··· Given records
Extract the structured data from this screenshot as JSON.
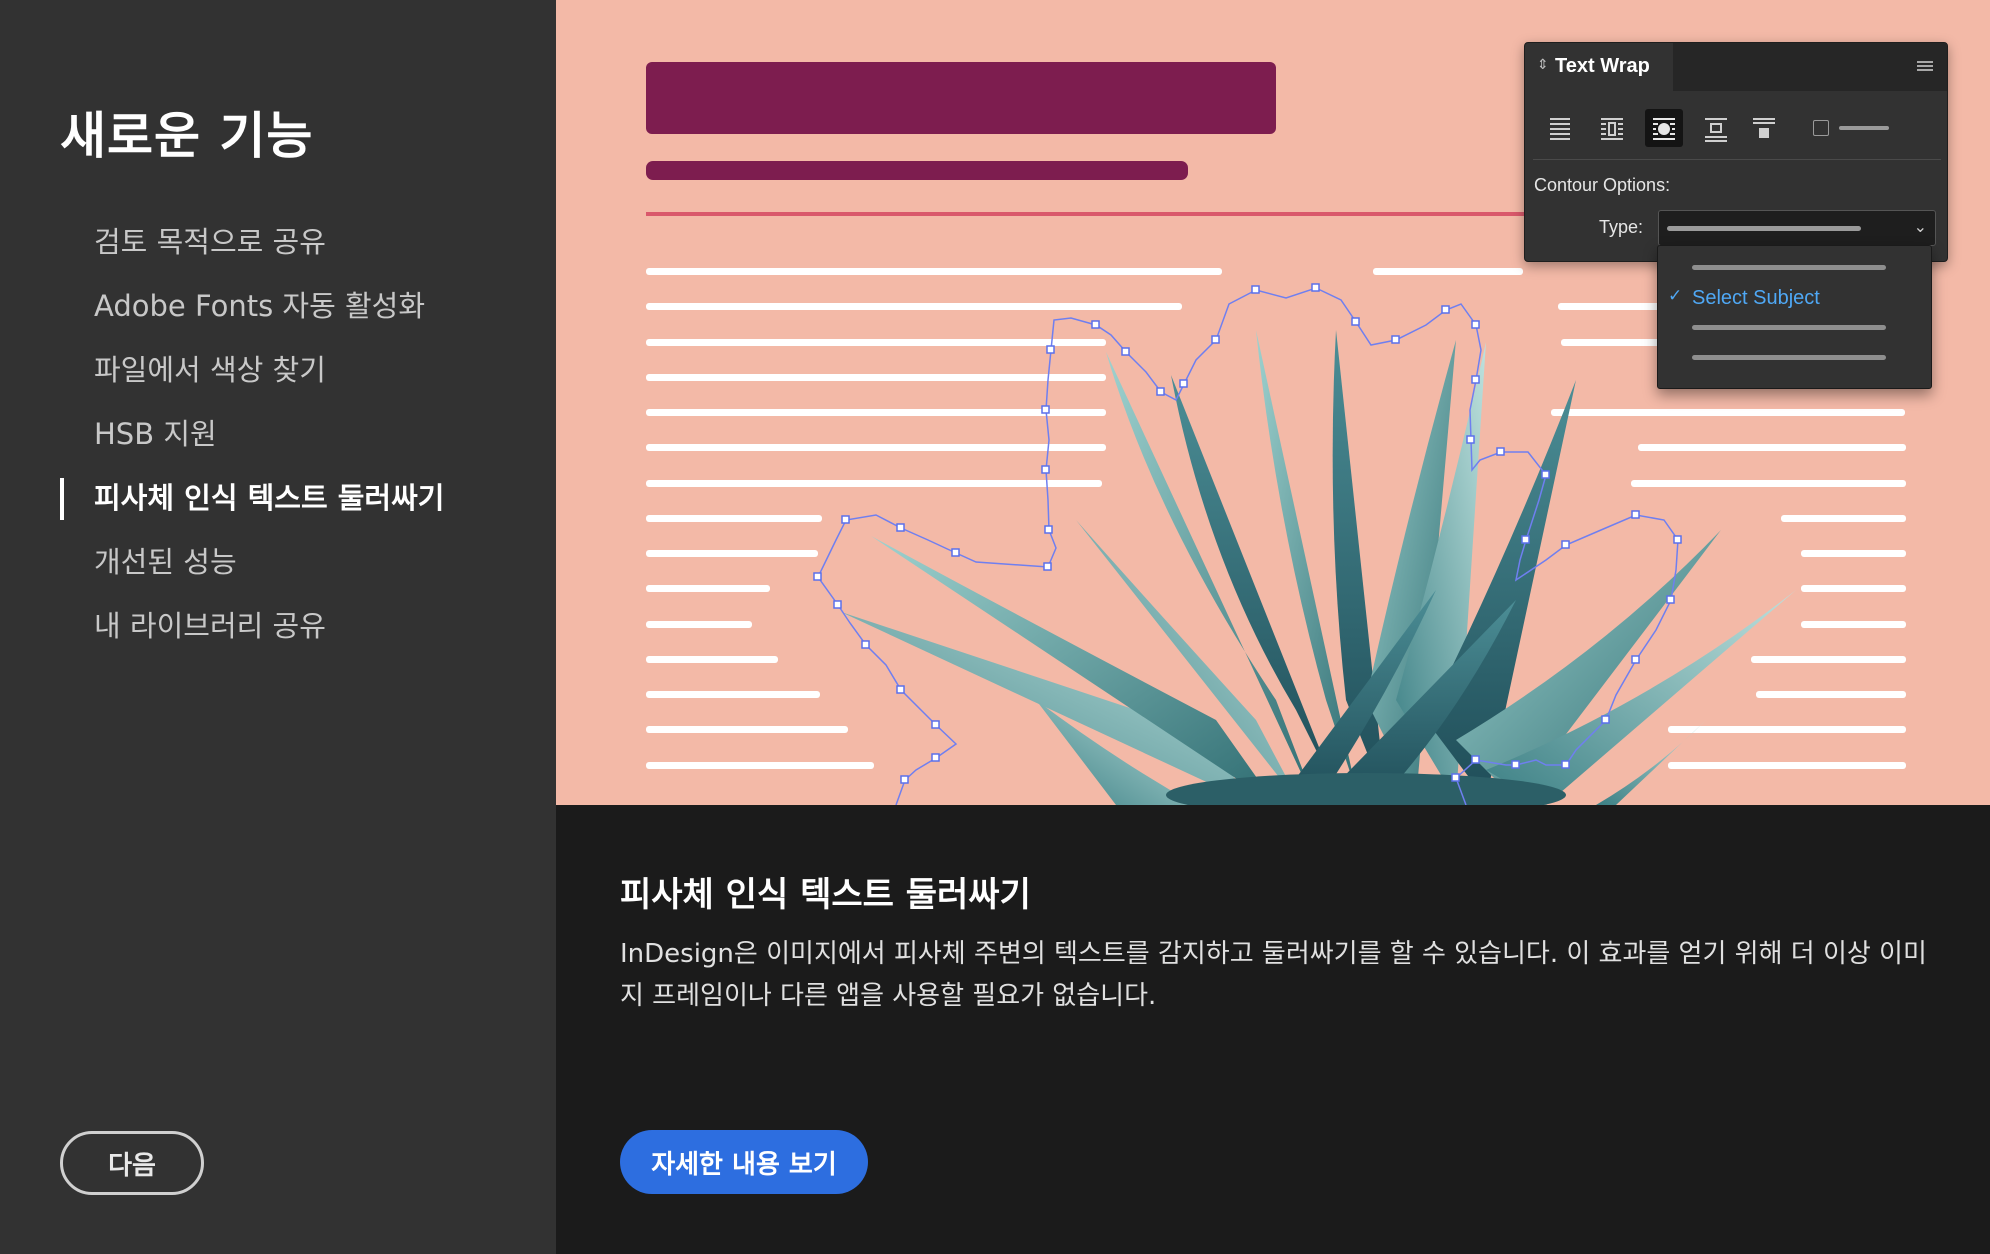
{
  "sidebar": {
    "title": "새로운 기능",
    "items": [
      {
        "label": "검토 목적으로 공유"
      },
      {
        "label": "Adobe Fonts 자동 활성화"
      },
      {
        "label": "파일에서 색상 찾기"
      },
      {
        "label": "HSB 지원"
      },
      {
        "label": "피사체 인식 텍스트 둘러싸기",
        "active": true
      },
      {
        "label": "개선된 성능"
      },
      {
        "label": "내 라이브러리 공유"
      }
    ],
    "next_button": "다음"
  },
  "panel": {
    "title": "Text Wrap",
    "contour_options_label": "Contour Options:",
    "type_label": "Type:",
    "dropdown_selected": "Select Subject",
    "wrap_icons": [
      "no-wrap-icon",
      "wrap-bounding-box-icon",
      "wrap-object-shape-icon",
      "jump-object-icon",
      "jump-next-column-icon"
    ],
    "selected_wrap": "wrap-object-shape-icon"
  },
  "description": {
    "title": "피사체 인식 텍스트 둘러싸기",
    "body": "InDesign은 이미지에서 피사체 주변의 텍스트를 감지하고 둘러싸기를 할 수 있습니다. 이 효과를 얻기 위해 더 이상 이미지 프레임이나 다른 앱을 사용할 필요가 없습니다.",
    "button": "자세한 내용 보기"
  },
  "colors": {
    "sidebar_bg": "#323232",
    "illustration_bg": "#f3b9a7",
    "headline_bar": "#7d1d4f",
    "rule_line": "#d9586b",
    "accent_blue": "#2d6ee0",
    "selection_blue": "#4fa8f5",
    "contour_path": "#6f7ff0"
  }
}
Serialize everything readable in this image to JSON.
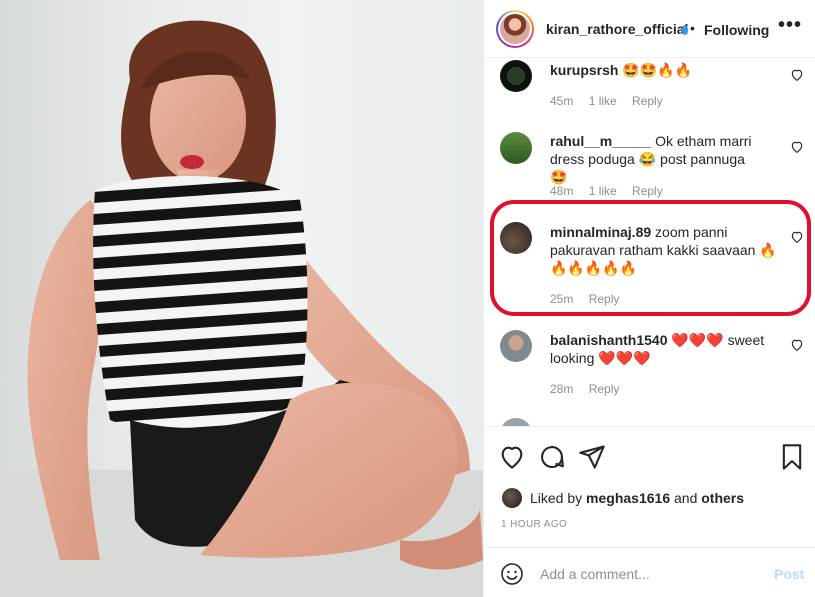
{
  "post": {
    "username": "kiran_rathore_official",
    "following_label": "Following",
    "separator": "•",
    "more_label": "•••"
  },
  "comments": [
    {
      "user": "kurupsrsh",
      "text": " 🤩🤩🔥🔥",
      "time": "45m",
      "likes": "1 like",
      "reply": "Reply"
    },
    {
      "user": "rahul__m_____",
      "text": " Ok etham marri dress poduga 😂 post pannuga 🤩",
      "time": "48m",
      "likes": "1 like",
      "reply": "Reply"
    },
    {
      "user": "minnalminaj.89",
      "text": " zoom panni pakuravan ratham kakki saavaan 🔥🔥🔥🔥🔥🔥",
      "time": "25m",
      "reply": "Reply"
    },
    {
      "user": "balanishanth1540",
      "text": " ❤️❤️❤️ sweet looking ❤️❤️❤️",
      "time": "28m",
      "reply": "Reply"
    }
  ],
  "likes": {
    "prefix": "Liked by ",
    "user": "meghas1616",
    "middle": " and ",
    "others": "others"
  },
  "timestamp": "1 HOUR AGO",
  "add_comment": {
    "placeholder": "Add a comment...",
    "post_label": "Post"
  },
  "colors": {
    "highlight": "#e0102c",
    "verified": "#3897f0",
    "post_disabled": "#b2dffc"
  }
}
······
Go through the data above and find the lines with the word "JSON". Copy each of those lines.

> [Exercise result]
Extract the structured data from this screenshot as JSON.
Serialize everything readable in this image to JSON.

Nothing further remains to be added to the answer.